* **Task to carry out**
Find each line holding the word "ESCspecieshuman" and give the number of such lines, nothing else.

* **Dataset entries**
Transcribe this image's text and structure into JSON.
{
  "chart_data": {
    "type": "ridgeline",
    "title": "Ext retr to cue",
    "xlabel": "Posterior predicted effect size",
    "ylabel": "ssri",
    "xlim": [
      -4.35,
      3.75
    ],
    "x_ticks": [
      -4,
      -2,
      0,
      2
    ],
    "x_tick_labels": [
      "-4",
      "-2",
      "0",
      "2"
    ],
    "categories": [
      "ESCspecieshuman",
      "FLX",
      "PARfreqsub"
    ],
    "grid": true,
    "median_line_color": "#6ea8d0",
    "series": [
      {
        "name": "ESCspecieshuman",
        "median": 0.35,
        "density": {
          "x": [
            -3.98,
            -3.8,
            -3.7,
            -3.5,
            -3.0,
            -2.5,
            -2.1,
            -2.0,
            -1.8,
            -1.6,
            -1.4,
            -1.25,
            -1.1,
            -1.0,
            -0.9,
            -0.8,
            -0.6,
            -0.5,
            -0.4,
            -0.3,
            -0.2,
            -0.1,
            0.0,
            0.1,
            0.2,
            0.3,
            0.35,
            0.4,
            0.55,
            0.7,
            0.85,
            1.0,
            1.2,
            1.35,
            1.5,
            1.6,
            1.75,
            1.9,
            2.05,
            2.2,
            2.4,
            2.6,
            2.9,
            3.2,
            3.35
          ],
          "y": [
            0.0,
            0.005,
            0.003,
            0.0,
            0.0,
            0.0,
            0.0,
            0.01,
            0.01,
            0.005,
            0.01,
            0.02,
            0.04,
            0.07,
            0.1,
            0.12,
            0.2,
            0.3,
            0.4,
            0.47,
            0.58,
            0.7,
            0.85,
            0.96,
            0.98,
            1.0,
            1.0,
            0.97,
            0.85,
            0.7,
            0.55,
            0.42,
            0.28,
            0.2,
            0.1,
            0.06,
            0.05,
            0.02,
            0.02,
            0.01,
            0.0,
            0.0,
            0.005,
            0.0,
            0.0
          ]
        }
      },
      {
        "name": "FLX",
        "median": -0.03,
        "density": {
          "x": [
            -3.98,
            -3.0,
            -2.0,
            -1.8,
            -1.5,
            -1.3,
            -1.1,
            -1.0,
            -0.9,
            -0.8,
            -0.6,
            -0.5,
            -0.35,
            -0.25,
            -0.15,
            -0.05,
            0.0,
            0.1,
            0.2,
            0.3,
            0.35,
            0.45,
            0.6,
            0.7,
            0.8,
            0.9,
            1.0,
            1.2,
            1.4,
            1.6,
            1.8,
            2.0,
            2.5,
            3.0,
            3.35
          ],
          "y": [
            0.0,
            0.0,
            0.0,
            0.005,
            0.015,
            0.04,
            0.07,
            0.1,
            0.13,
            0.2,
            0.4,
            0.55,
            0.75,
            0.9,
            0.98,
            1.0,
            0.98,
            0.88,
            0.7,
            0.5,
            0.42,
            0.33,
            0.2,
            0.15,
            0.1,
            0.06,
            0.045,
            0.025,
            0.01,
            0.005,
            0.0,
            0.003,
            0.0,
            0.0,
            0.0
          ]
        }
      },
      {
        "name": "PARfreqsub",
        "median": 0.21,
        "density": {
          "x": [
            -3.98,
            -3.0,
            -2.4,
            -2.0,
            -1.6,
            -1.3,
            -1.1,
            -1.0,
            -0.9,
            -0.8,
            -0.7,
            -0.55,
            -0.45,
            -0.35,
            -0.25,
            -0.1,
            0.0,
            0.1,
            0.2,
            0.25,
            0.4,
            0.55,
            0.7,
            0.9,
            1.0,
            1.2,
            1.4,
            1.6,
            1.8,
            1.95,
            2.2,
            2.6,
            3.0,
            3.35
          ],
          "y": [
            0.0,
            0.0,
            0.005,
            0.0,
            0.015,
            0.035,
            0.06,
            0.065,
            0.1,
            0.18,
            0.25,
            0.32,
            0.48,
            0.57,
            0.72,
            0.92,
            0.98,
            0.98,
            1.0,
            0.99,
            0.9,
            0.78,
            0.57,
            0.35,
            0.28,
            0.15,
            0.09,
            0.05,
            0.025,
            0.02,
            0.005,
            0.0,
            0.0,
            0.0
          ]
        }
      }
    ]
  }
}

* **Expected output**
2